What to work on
Reproduce every item below word for word, changing nothing.

Records for the task
================

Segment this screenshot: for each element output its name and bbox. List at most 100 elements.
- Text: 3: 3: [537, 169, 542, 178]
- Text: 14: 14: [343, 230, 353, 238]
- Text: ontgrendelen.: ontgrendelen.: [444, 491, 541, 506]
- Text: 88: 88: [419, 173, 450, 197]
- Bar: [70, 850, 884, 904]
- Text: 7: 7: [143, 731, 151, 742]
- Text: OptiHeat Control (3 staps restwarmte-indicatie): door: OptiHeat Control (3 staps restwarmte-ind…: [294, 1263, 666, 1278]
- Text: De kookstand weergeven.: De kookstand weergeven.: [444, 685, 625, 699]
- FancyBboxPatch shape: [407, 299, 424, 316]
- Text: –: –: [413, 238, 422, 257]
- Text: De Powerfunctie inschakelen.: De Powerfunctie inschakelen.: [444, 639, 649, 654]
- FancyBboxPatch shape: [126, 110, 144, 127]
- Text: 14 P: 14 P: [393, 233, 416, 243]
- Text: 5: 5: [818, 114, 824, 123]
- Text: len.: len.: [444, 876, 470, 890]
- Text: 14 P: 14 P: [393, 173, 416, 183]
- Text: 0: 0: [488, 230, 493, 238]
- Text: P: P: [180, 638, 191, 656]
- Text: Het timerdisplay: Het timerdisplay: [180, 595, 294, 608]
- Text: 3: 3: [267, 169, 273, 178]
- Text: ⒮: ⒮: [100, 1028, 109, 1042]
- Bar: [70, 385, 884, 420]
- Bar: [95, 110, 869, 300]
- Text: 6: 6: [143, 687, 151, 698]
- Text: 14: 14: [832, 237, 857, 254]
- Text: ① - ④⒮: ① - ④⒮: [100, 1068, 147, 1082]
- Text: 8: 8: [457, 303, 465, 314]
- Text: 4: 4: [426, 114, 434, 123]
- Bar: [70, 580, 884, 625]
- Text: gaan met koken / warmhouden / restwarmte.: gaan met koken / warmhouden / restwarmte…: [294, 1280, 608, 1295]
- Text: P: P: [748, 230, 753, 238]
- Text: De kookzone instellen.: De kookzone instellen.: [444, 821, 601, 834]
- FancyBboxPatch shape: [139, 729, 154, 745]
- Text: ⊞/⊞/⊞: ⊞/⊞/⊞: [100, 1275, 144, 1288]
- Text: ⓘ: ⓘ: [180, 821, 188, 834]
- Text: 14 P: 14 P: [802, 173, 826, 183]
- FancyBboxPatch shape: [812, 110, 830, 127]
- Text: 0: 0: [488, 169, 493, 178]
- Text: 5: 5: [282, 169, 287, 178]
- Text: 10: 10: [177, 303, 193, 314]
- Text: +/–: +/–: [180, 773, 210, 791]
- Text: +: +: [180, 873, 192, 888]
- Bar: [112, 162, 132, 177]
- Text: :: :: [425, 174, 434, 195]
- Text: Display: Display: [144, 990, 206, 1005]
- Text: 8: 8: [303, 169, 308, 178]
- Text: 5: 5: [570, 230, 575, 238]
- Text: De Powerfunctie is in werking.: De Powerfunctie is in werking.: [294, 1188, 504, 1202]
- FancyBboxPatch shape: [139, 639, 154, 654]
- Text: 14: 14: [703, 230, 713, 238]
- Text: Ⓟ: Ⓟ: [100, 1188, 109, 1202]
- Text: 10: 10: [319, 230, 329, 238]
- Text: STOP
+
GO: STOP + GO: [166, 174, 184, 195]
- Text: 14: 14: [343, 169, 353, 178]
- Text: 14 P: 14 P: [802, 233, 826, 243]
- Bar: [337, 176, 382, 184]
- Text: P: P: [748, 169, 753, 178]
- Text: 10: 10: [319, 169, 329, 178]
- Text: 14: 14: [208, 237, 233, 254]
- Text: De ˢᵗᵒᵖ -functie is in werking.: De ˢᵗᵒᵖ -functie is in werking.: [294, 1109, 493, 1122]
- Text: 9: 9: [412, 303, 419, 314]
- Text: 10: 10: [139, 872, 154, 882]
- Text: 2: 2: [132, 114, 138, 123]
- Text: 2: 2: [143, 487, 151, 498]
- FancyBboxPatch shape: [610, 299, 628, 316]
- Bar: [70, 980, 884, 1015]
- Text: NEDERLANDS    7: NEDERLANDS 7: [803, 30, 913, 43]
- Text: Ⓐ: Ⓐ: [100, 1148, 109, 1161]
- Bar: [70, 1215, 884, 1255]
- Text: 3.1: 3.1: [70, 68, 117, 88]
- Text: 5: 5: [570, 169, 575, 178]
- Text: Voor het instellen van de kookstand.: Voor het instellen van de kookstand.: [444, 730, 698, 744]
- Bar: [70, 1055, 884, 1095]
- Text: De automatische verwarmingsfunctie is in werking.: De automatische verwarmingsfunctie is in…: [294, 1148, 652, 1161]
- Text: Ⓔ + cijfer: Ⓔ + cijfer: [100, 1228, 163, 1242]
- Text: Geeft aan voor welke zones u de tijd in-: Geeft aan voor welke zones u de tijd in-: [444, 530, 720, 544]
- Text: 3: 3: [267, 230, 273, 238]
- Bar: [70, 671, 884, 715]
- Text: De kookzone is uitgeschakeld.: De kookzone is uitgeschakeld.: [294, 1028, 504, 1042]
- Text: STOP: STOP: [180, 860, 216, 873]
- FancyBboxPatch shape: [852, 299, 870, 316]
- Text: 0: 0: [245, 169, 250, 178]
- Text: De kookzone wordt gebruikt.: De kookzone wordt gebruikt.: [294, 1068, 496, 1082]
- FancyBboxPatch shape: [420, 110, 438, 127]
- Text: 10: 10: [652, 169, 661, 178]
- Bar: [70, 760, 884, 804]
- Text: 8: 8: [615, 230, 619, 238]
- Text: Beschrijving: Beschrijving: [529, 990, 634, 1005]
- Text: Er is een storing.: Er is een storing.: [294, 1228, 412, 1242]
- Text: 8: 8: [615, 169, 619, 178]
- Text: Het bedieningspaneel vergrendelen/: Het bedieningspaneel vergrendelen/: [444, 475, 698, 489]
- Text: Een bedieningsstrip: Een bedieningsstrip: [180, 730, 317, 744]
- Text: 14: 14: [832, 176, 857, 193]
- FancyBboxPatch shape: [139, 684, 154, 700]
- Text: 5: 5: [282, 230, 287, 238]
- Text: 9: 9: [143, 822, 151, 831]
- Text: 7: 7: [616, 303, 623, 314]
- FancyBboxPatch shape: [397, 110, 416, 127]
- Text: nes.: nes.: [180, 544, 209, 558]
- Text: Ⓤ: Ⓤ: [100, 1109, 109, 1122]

================

Reply to the exercise
Segment this screenshot: for each element output its name and bbox. List at most 100 elements.
- Text: 3: 3: [537, 169, 542, 178]
- Text: 14: 14: [343, 230, 353, 238]
- Text: ontgrendelen.: ontgrendelen.: [444, 491, 541, 506]
- Text: 88: 88: [419, 173, 450, 197]
- Bar: [70, 850, 884, 904]
- Text: 7: 7: [143, 731, 151, 742]
- Text: OptiHeat Control (3 staps restwarmte-indicatie): door: OptiHeat Control (3 staps restwarmte-ind…: [294, 1263, 666, 1278]
- Text: De kookstand weergeven.: De kookstand weergeven.: [444, 685, 625, 699]
- FancyBboxPatch shape: [407, 299, 424, 316]
- Text: –: –: [413, 238, 422, 257]
- Text: De Powerfunctie inschakelen.: De Powerfunctie inschakelen.: [444, 639, 649, 654]
- FancyBboxPatch shape: [126, 110, 144, 127]
- Text: 14 P: 14 P: [393, 233, 416, 243]
- Text: 5: 5: [818, 114, 824, 123]
- Text: len.: len.: [444, 876, 470, 890]
- Text: 14 P: 14 P: [393, 173, 416, 183]
- Text: 0: 0: [488, 230, 493, 238]
- Text: P: P: [180, 638, 191, 656]
- Text: Het timerdisplay: Het timerdisplay: [180, 595, 294, 608]
- Text: 3: 3: [267, 169, 273, 178]
- Text: ⒮: ⒮: [100, 1028, 109, 1042]
- Bar: [70, 385, 884, 420]
- Bar: [95, 110, 869, 300]
- Text: 6: 6: [143, 687, 151, 698]
- Text: 14: 14: [832, 237, 857, 254]
- Text: ① - ④⒮: ① - ④⒮: [100, 1068, 147, 1082]
- Text: 8: 8: [457, 303, 465, 314]
- Text: 4: 4: [426, 114, 434, 123]
- Bar: [70, 580, 884, 625]
- Text: gaan met koken / warmhouden / restwarmte.: gaan met koken / warmhouden / restwarmte…: [294, 1280, 608, 1295]
- Text: P: P: [748, 230, 753, 238]
- Text: De kookzone instellen.: De kookzone instellen.: [444, 821, 601, 834]
- FancyBboxPatch shape: [139, 729, 154, 745]
- Text: ⊞/⊞/⊞: ⊞/⊞/⊞: [100, 1275, 144, 1288]
- Text: ⓘ: ⓘ: [180, 821, 188, 834]
- Text: 14 P: 14 P: [802, 173, 826, 183]
- FancyBboxPatch shape: [812, 110, 830, 127]
- Text: 0: 0: [488, 169, 493, 178]
- Text: 5: 5: [282, 169, 287, 178]
- Text: 10: 10: [177, 303, 193, 314]
- Text: +/–: +/–: [180, 773, 210, 791]
- Text: +: +: [180, 873, 192, 888]
- Bar: [112, 162, 132, 177]
- Text: :: :: [425, 174, 434, 195]
- Text: Display: Display: [144, 990, 206, 1005]
- Text: 8: 8: [303, 169, 308, 178]
- Text: 5: 5: [570, 230, 575, 238]
- Text: De Powerfunctie is in werking.: De Powerfunctie is in werking.: [294, 1188, 504, 1202]
- FancyBboxPatch shape: [139, 639, 154, 654]
- Text: 14: 14: [703, 230, 713, 238]
- Text: Ⓟ: Ⓟ: [100, 1188, 109, 1202]
- Text: 10: 10: [319, 230, 329, 238]
- Text: STOP
+
GO: STOP + GO: [166, 174, 184, 195]
- Text: 14: 14: [343, 169, 353, 178]
- Text: 14 P: 14 P: [802, 233, 826, 243]
- Bar: [337, 176, 382, 184]
- Text: P: P: [748, 169, 753, 178]
- Text: 10: 10: [319, 169, 329, 178]
- Text: 14: 14: [208, 237, 233, 254]
- Text: De ˢᵗᵒᵖ -functie is in werking.: De ˢᵗᵒᵖ -functie is in werking.: [294, 1109, 493, 1122]
- Text: 9: 9: [412, 303, 419, 314]
- Text: 10: 10: [139, 872, 154, 882]
- Text: 2: 2: [132, 114, 138, 123]
- Text: 2: 2: [143, 487, 151, 498]
- FancyBboxPatch shape: [610, 299, 628, 316]
- Bar: [70, 980, 884, 1015]
- Text: NEDERLANDS    7: NEDERLANDS 7: [803, 30, 913, 43]
- Text: Ⓐ: Ⓐ: [100, 1148, 109, 1161]
- Bar: [70, 1215, 884, 1255]
- Text: 3.1: 3.1: [70, 68, 117, 88]
- Text: 5: 5: [570, 169, 575, 178]
- Text: Voor het instellen van de kookstand.: Voor het instellen van de kookstand.: [444, 730, 698, 744]
- Bar: [70, 1055, 884, 1095]
- Text: De automatische verwarmingsfunctie is in werking.: De automatische verwarmingsfunctie is in…: [294, 1148, 652, 1161]
- Text: Ⓔ + cijfer: Ⓔ + cijfer: [100, 1228, 163, 1242]
- Text: Geeft aan voor welke zones u de tijd in-: Geeft aan voor welke zones u de tijd in-: [444, 530, 720, 544]
- Text: 3: 3: [267, 230, 273, 238]
- Bar: [70, 671, 884, 715]
- Text: De kookzone is uitgeschakeld.: De kookzone is uitgeschakeld.: [294, 1028, 504, 1042]
- Text: STOP: STOP: [180, 860, 216, 873]
- FancyBboxPatch shape: [852, 299, 870, 316]
- Text: 0: 0: [245, 169, 250, 178]
- Text: De kookzone wordt gebruikt.: De kookzone wordt gebruikt.: [294, 1068, 496, 1082]
- FancyBboxPatch shape: [420, 110, 438, 127]
- Text: 10: 10: [652, 169, 661, 178]
- Bar: [70, 760, 884, 804]
- Text: 8: 8: [615, 230, 619, 238]
- Text: Beschrijving: Beschrijving: [529, 990, 634, 1005]
- Text: Er is een storing.: Er is een storing.: [294, 1228, 412, 1242]
- Text: 8: 8: [615, 169, 619, 178]
- Text: Het bedieningspaneel vergrendelen/: Het bedieningspaneel vergrendelen/: [444, 475, 698, 489]
- Text: Een bedieningsstrip: Een bedieningsstrip: [180, 730, 317, 744]
- Text: 14: 14: [832, 176, 857, 193]
- FancyBboxPatch shape: [139, 684, 154, 700]
- Text: 5: 5: [282, 230, 287, 238]
- Text: 9: 9: [143, 822, 151, 831]
- Text: 7: 7: [616, 303, 623, 314]
- FancyBboxPatch shape: [397, 110, 416, 127]
- Text: nes.: nes.: [180, 544, 209, 558]
- Text: Ⓤ: Ⓤ: [100, 1109, 109, 1122]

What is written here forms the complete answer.